● **Istruzioni esercizio**
Potresti riportare parola per parola, dal brano su Anna Politkovskaya, il passo che si apre con le parole contenenti "L’inchiostro di Anna" e si chiude con "stessa vita."?
::: Estratto fornito
POLITKOVSKAYA, UN ANNO DOPO
Anna, un anno dopo. L’esempio intrepido e il
ricordo indelebile della giornalista russa Anna
Politkovskaya, ammazzata un anno fa davanti casa
sua mentre stava scoperchiando il pentolone
delle torture dei soldati russi, comandati dall’attuale
presidente ceceno Kadyrov,
uomo fidato di Putin, sui civili
ceceni è servito da trampolino per l’avvento di
altri? In teoria sì, in pratica non
proprio. In teoria chi, all’epoca, da tutto il
mondo non espresse cordoglio e solidarietà,
magari auspicando che ci vogliono più
giornalisti come lei? In pratica chi ha seguito
il suo esempio? Qualcuno, anche in Italia,
sicuramente sì.
Ma
sono sempre pochi, troppo pochi i giornalisti
che, con schiena e penna dritta, svolgono
seriamente il proprio lavoro. Pochi i
giornalisti che hanno voglia di imitare Anna e
quelli che come lei hanno subito minacce e
rischiato la vita pur di raccontare la realtà
che ci circonda, pur di ripristinare la
verità. Qualche buona inchiesta, ogni tanto,
viene fuori. Merito di coraggiosi giornalisti ed
intuitivi direttori. Ma questa è solo una larga
minoranza. Non solo. Spesso quei pochi sono
banditi e additati come un cancro da estirpare.
Proprio perché il loro inchiostro dà fastidio.
L’inchiostro di Anna creava talmente problemi,
dava così ai nervi che l’hanno bloccato con il
sangue. Quel sangue rafforza il ruolo preminente
del giornalista, indicando a tutti gli addetti
ai lavori una strada. Fare i giornalisti
significa soprattutto essere delle voci scomode,
fuori dal coro. Significa dare fastidio a quei
poteri forti che perseguono la via delle
illegalità. Significa denunciare le istituzioni
che non assumono comportamenti trasparenti,
anche a costo di essere minacciati e della
stessa vita.
L'omicidio della giornalista richiamò l'opinione
pubblica internazionale sulla libertà di stampa
in Russia, dove le voci critiche della carta
stampata sono costrette a tacere, dove la
maggior parte dei media è sotto il controllo
dello Stato. Nel mondo i giornalisti uccisi
perché svolgono il loro dovere sono, purtroppo,
ancora tanti. Non che per essere bravi e valenti
giornalisti, bisogna per forza essere
assassinati. Non che per essere ritenuti capaci,
bisogna per forza passare prima a miglior vita
via proiettile. Però bisogna anche dimostrare di
esserlo.
::::::
::: Elementi
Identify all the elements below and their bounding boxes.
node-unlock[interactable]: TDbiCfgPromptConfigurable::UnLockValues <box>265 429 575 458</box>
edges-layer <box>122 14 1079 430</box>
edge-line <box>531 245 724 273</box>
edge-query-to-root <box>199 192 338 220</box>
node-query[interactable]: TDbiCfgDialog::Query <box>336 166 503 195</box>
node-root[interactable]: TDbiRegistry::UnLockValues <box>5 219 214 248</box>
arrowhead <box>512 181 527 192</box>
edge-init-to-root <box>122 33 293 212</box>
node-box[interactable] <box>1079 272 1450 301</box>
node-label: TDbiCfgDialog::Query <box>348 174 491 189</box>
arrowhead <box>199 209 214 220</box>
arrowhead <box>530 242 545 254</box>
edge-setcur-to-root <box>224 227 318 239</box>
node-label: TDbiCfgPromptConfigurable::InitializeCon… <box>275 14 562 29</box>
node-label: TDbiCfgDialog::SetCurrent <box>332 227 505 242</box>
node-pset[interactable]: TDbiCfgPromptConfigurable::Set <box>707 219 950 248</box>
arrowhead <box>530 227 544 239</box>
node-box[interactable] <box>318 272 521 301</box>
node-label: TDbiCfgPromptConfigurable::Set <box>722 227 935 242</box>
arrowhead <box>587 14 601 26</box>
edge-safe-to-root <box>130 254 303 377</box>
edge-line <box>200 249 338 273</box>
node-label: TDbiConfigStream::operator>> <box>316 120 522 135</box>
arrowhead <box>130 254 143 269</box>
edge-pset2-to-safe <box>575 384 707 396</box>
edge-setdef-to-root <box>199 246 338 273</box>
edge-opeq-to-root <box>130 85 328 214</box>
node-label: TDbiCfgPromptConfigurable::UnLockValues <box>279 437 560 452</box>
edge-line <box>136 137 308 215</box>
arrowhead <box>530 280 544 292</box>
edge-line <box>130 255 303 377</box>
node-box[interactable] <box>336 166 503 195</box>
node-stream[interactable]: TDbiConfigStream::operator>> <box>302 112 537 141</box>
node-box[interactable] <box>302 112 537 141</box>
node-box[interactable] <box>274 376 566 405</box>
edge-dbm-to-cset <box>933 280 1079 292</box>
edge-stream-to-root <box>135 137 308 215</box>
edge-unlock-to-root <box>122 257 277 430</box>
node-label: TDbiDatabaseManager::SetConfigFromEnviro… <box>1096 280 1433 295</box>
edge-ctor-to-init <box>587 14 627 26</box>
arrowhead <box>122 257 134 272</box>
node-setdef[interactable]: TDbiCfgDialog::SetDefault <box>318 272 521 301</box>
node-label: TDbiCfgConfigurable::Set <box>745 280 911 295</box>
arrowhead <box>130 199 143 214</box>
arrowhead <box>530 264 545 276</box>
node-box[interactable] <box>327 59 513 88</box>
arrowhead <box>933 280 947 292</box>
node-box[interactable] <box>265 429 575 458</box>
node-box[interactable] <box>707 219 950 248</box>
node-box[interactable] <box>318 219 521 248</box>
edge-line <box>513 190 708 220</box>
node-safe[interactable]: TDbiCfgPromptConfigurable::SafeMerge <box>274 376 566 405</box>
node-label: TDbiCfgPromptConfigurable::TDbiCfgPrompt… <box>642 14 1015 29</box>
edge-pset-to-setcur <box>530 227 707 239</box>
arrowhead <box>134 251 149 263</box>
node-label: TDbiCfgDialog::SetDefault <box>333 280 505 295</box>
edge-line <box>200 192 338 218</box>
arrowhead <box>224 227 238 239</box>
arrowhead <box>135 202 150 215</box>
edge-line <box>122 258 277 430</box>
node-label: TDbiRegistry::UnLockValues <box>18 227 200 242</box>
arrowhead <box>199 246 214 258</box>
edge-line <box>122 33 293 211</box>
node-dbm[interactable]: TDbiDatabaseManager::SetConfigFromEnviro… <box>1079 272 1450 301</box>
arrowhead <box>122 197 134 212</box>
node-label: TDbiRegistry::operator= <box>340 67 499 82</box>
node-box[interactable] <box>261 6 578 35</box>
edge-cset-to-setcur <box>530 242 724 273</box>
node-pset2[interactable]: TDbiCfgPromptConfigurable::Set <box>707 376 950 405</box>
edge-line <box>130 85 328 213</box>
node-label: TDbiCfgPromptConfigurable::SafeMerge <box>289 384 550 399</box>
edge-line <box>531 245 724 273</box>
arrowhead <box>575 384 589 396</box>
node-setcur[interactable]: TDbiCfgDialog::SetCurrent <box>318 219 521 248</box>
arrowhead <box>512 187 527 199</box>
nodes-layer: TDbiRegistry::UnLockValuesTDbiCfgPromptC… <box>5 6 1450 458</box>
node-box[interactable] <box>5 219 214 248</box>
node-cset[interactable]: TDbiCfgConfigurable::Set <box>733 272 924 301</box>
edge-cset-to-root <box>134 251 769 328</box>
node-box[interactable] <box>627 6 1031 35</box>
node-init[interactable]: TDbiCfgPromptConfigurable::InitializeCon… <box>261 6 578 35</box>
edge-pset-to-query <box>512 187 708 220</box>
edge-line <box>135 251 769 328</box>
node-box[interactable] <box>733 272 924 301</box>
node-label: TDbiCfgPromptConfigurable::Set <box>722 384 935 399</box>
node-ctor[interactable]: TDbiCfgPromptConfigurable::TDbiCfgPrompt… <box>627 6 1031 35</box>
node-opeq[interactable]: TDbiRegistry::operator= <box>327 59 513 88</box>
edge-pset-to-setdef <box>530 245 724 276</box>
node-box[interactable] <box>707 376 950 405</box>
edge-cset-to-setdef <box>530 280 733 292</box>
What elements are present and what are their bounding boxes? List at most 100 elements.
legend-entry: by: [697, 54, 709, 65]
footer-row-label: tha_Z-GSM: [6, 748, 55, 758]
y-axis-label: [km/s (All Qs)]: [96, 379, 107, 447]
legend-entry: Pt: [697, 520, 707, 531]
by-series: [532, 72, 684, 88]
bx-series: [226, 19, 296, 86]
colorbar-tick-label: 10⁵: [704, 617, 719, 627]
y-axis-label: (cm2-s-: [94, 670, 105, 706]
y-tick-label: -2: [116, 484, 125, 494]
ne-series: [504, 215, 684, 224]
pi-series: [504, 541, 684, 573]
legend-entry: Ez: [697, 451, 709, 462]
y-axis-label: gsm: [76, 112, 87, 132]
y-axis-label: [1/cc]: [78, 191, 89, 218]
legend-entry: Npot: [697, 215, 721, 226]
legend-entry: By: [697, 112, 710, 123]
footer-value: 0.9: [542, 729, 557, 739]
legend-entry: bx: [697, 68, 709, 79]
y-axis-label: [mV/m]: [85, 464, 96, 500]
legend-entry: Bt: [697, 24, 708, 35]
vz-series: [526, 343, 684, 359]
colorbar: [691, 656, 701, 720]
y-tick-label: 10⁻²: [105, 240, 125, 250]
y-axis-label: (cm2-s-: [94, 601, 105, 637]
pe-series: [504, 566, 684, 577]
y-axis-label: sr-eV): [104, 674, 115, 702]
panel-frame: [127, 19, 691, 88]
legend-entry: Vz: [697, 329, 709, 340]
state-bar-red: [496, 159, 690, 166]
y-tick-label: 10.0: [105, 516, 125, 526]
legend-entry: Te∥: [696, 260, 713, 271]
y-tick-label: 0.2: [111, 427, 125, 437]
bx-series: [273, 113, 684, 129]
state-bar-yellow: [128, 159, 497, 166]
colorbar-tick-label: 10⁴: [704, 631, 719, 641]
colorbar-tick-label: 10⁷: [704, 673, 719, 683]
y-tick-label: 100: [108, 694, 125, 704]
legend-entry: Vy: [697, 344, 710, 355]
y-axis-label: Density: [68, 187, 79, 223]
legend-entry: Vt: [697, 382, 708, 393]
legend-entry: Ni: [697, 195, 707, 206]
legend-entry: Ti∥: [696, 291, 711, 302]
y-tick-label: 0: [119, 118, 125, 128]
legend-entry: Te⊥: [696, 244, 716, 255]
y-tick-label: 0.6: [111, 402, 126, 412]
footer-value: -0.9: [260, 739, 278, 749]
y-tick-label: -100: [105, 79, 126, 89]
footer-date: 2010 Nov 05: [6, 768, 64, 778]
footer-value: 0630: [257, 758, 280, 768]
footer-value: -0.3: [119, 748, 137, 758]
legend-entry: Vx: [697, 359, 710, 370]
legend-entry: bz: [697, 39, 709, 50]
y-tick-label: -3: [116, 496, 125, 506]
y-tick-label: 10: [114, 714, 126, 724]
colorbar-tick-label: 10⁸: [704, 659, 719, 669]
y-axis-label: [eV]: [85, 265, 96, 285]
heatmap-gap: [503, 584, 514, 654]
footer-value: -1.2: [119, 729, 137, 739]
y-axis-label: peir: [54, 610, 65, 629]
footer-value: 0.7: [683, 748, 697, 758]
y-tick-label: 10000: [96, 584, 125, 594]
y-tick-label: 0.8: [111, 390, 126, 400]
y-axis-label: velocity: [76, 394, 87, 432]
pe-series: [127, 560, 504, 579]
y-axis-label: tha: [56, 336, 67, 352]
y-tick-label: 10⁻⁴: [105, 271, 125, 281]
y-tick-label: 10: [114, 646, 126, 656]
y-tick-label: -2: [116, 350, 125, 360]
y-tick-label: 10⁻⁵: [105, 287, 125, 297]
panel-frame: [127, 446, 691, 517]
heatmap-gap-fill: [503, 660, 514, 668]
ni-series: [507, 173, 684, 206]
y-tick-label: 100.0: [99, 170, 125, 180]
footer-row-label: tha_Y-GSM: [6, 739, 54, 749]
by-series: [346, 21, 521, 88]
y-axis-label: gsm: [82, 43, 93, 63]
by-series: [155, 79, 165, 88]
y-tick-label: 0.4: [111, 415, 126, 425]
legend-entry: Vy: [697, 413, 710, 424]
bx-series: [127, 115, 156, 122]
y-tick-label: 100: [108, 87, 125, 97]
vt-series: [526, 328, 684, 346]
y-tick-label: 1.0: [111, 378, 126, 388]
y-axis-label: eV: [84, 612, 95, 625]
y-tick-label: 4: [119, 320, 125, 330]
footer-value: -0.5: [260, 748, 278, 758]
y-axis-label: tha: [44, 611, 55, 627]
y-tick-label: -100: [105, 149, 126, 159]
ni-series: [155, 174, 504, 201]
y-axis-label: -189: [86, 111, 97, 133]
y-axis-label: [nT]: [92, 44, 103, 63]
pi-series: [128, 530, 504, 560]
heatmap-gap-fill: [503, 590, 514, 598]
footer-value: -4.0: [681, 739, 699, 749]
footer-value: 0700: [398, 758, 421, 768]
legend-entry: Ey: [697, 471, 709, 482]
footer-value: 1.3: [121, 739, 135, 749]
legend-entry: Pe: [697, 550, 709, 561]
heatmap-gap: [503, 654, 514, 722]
::::::
● **Soluzione**
L’inchiostro di Anna creava talmente problemi,
dava così ai nervi che l’hanno bloccato con il
sangue. Quel sangue rafforza il ruolo preminente
del giornalista, indicando a tutti gli addetti
ai lavori una strada. Fare i giornalisti
significa soprattutto essere delle voci scomode,
fuori dal coro. Significa dare fastidio a quei
poteri forti che perseguono la via delle
illegalità. Significa denunciare le istituzioni
che non assumono comportamenti trasparenti,
anche a costo di essere minacciati e della
stessa vita.